| DIRECTIONS |
Reproduce each line of the material exactly, minus any picture.
BEGIN RECORDS SUPPLIED
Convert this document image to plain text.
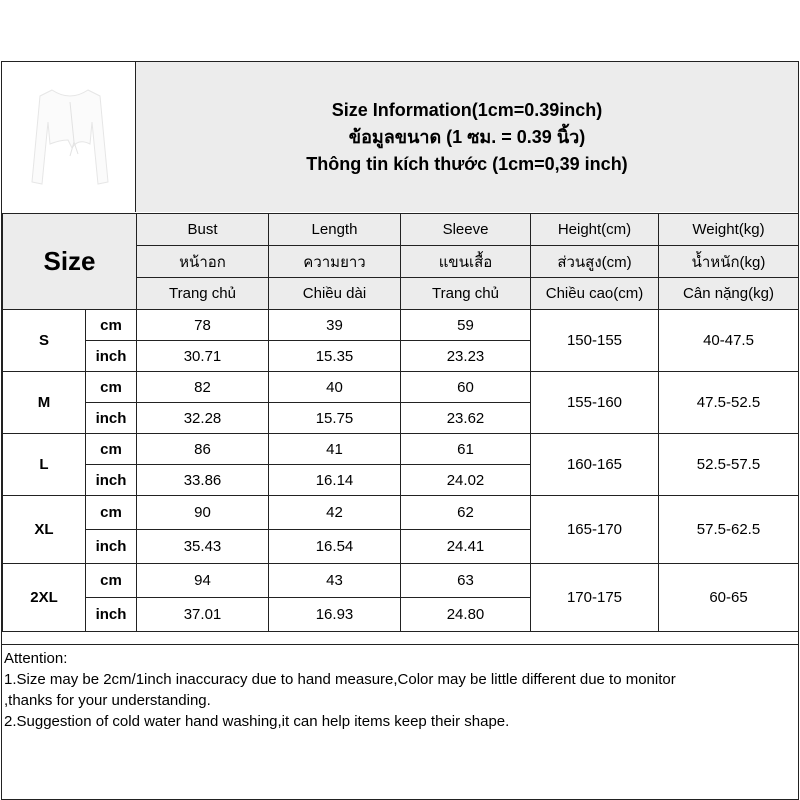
Size Information(1cm=0.39inch)
ข้อมูลขนาด (1 ซม. = 0.39 นิ้ว)
Thông tin kích thước (1cm=0,39 inch)
Size		Bust	Length	Sleeve	Height(cm)	Weight(kg)
		หน้าอก	ความยาว	แขนเสื้อ	ส่วนสูง(cm)	น้ำหนัก(kg)
		Trang chủ	Chiều dài	Trang chủ	Chiều cao(cm)	Cân nặng(kg)
S	cm	78	39	59	150-155	40-47.5
	inch	30.71	15.35	23.23		
M	cm	82	40	60	155-160	47.5-52.5
	inch	32.28	15.75	23.62		
L	cm	86	41	61	160-165	52.5-57.5
	inch	33.86	16.14	24.02		
XL	cm	90	42	62	165-170	57.5-62.5
	inch	35.43	16.54	24.41		
2XL	cm	94	43	63	170-175	60-65
	inch	37.01	16.93	24.80		
Attention:
1.Size may be 2cm/1inch inaccuracy due to hand measure,Color may be little different due to monitor
,thanks for your understanding.
2.Suggestion of cold water hand washing,it can help items keep their shape.
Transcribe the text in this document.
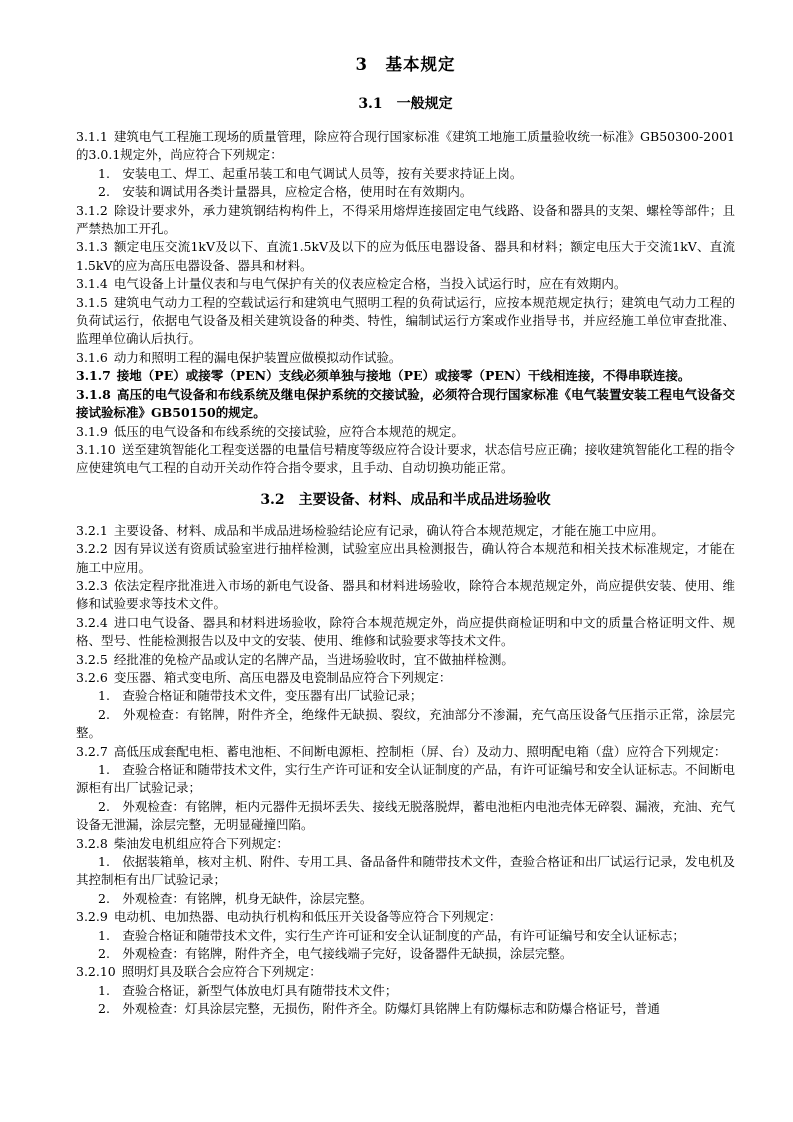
3　基本规定
3.1　一般规定

3.1.1 建筑电气工程施工现场的质量管理，除应符合现行国家标准《建筑工地施工质量验收统一标准》GB50300-2001的3.0.1规定外，尚应符合下列规定：

1.　安装电工、焊工、起重吊装工和电气调试人员等，按有关要求持证上岗。

2.　安装和调试用各类计量器具，应检定合格，使用时在有效期内。

3.1.2 除设计要求外，承力建筑钢结构构件上，不得采用熔焊连接固定电气线路、设备和器具的支架、螺栓等部件；且严禁热加工开孔。

3.1.3 额定电压交流1kV及以下、直流1.5kV及以下的应为低压电器设备、器具和材料；额定电压大于交流1kV、直流1.5kV的应为高压电器设备、器具和材料。

3.1.4 电气设备上计量仪表和与电气保护有关的仪表应检定合格，当投入试运行时，应在有效期内。

3.1.5 建筑电气动力工程的空载试运行和建筑电气照明工程的负荷试运行，应按本规范规定执行；建筑电气动力工程的负荷试运行，依据电气设备及相关建筑设备的种类、特性，编制试运行方案或作业指导书，并应经施工单位审查批准、监理单位确认后执行。

3.1.6 动力和照明工程的漏电保护装置应做模拟动作试验。

3.1.7 接地（PE）或接零（PEN）支线必须单独与接地（PE）或接零（PEN）干线相连接，不得串联连接。

3.1.8 高压的电气设备和布线系统及继电保护系统的交接试验，必须符合现行国家标准《电气装置安装工程电气设备交接试验标准》GB50150的规定。

3.1.9 低压的电气设备和布线系统的交接试验，应符合本规范的规定。

3.1.10 送至建筑智能化工程变送器的电量信号精度等级应符合设计要求，状态信号应正确；接收建筑智能化工程的指令应使建筑电气工程的自动开关动作符合指令要求，且手动、自动切换功能正常。

3.2　主要设备、材料、成品和半成品进场验收

3.2.1 主要设备、材料、成品和半成品进场检验结论应有记录，确认符合本规范规定，才能在施工中应用。

3.2.2 因有异议送有资质试验室进行抽样检测，试验室应出具检测报告，确认符合本规范和相关技术标准规定，才能在施工中应用。

3.2.3 依法定程序批准进入市场的新电气设备、器具和材料进场验收，除符合本规范规定外，尚应提供安装、使用、维修和试验要求等技术文件。

3.2.4 进口电气设备、器具和材料进场验收，除符合本规范规定外，尚应提供商检证明和中文的质量合格证明文件、规格、型号、性能检测报告以及中文的安装、使用、维修和试验要求等技术文件。

3.2.5 经批准的免检产品或认定的名牌产品，当进场验收时，宜不做抽样检测。

3.2.6 变压器、箱式变电所、高压电器及电瓷制品应符合下列规定：

1.　查验合格证和随带技术文件，变压器有出厂试验记录；

2.　外观检查：有铭牌，附件齐全，绝缘件无缺损、裂纹，充油部分不渗漏，充气高压设备气压指示正常，涂层完整。

3.2.7 高低压成套配电柜、蓄电池柜、不间断电源柜、控制柜（屏、台）及动力、照明配电箱（盘）应符合下列规定：

1.　查验合格证和随带技术文件，实行生产许可证和安全认证制度的产品，有许可证编号和安全认证标志。不间断电源柜有出厂试验记录；

2.　外观检查：有铭牌，柜内元器件无损坏丢失、接线无脱落脱焊，蓄电池柜内电池壳体无碎裂、漏液，充油、充气设备无泄漏，涂层完整，无明显碰撞凹陷。

3.2.8 柴油发电机组应符合下列规定：

1.　依据装箱单，核对主机、附件、专用工具、备品备件和随带技术文件，查验合格证和出厂试运行记录，发电机及其控制柜有出厂试验记录；

2.　外观检查：有铭牌，机身无缺件，涂层完整。

3.2.9 电动机、电加热器、电动执行机构和低压开关设备等应符合下列规定：

1.　查验合格证和随带技术文件，实行生产许可证和安全认证制度的产品，有许可证编号和安全认证标志；

2.　外观检查：有铭牌，附件齐全，电气接线端子完好，设备器件无缺损，涂层完整。

3.2.10 照明灯具及联合会应符合下列规定：

1.　查验合格证，新型气体放电灯具有随带技术文件；

2.　外观检查：灯具涂层完整，无损伤，附件齐全。防爆灯具铭牌上有防爆标志和防爆合格证号，普通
END RECORDS SUPPLIED
| THE RESPONSE |
Convert this document image to plain text.
Size Information(1cm=0.39inch)
ข้อมูลขนาด (1 ซม. = 0.39 นิ้ว)
Thông tin kích thước (1cm=0,39 inch)
Size		Bust	Length	Sleeve	Height(cm)	Weight(kg)
		หน้าอก	ความยาว	แขนเสื้อ	ส่วนสูง(cm)	น้ำหนัก(kg)
		Trang chủ	Chiều dài	Trang chủ	Chiều cao(cm)	Cân nặng(kg)
S	cm	78	39	59	150-155	40-47.5
	inch	30.71	15.35	23.23		
M	cm	82	40	60	155-160	47.5-52.5
	inch	32.28	15.75	23.62		
L	cm	86	41	61	160-165	52.5-57.5
	inch	33.86	16.14	24.02		
XL	cm	90	42	62	165-170	57.5-62.5
	inch	35.43	16.54	24.41		
2XL	cm	94	43	63	170-175	60-65
	inch	37.01	16.93	24.80		
Attention:
1.Size may be 2cm/1inch inaccuracy due to hand measure,Color may be little different due to monitor
,thanks for your understanding.
2.Suggestion of cold water hand washing,it can help items keep their shape.
Transcribe the text in this document.
3　基本规定
3.1　一般规定

3.1.1 建筑电气工程施工现场的质量管理，除应符合现行国家标准《建筑工地施工质量验收统一标准》GB50300-2001的3.0.1规定外，尚应符合下列规定：

1.　安装电工、焊工、起重吊装工和电气调试人员等，按有关要求持证上岗。

2.　安装和调试用各类计量器具，应检定合格，使用时在有效期内。

3.1.2 除设计要求外，承力建筑钢结构构件上，不得采用熔焊连接固定电气线路、设备和器具的支架、螺栓等部件；且严禁热加工开孔。

3.1.3 额定电压交流1kV及以下、直流1.5kV及以下的应为低压电器设备、器具和材料；额定电压大于交流1kV、直流1.5kV的应为高压电器设备、器具和材料。

3.1.4 电气设备上计量仪表和与电气保护有关的仪表应检定合格，当投入试运行时，应在有效期内。

3.1.5 建筑电气动力工程的空载试运行和建筑电气照明工程的负荷试运行，应按本规范规定执行；建筑电气动力工程的负荷试运行，依据电气设备及相关建筑设备的种类、特性，编制试运行方案或作业指导书，并应经施工单位审查批准、监理单位确认后执行。

3.1.6 动力和照明工程的漏电保护装置应做模拟动作试验。

3.1.7 接地（PE）或接零（PEN）支线必须单独与接地（PE）或接零（PEN）干线相连接，不得串联连接。

3.1.8 高压的电气设备和布线系统及继电保护系统的交接试验，必须符合现行国家标准《电气装置安装工程电气设备交接试验标准》GB50150的规定。

3.1.9 低压的电气设备和布线系统的交接试验，应符合本规范的规定。

3.1.10 送至建筑智能化工程变送器的电量信号精度等级应符合设计要求，状态信号应正确；接收建筑智能化工程的指令应使建筑电气工程的自动开关动作符合指令要求，且手动、自动切换功能正常。

3.2　主要设备、材料、成品和半成品进场验收

3.2.1 主要设备、材料、成品和半成品进场检验结论应有记录，确认符合本规范规定，才能在施工中应用。

3.2.2 因有异议送有资质试验室进行抽样检测，试验室应出具检测报告，确认符合本规范和相关技术标准规定，才能在施工中应用。

3.2.3 依法定程序批准进入市场的新电气设备、器具和材料进场验收，除符合本规范规定外，尚应提供安装、使用、维修和试验要求等技术文件。

3.2.4 进口电气设备、器具和材料进场验收，除符合本规范规定外，尚应提供商检证明和中文的质量合格证明文件、规格、型号、性能检测报告以及中文的安装、使用、维修和试验要求等技术文件。

3.2.5 经批准的免检产品或认定的名牌产品，当进场验收时，宜不做抽样检测。

3.2.6 变压器、箱式变电所、高压电器及电瓷制品应符合下列规定：

1.　查验合格证和随带技术文件，变压器有出厂试验记录；

2.　外观检查：有铭牌，附件齐全，绝缘件无缺损、裂纹，充油部分不渗漏，充气高压设备气压指示正常，涂层完整。

3.2.7 高低压成套配电柜、蓄电池柜、不间断电源柜、控制柜（屏、台）及动力、照明配电箱（盘）应符合下列规定：

1.　查验合格证和随带技术文件，实行生产许可证和安全认证制度的产品，有许可证编号和安全认证标志。不间断电源柜有出厂试验记录；

2.　外观检查：有铭牌，柜内元器件无损坏丢失、接线无脱落脱焊，蓄电池柜内电池壳体无碎裂、漏液，充油、充气设备无泄漏，涂层完整，无明显碰撞凹陷。

3.2.8 柴油发电机组应符合下列规定：

1.　依据装箱单，核对主机、附件、专用工具、备品备件和随带技术文件，查验合格证和出厂试运行记录，发电机及其控制柜有出厂试验记录；

2.　外观检查：有铭牌，机身无缺件，涂层完整。

3.2.9 电动机、电加热器、电动执行机构和低压开关设备等应符合下列规定：

1.　查验合格证和随带技术文件，实行生产许可证和安全认证制度的产品，有许可证编号和安全认证标志；

2.　外观检查：有铭牌，附件齐全，电气接线端子完好，设备器件无缺损，涂层完整。

3.2.10 照明灯具及联合会应符合下列规定：

1.　查验合格证，新型气体放电灯具有随带技术文件；

2.　外观检查：灯具涂层完整，无损伤，附件齐全。防爆灯具铭牌上有防爆标志和防爆合格证号，普通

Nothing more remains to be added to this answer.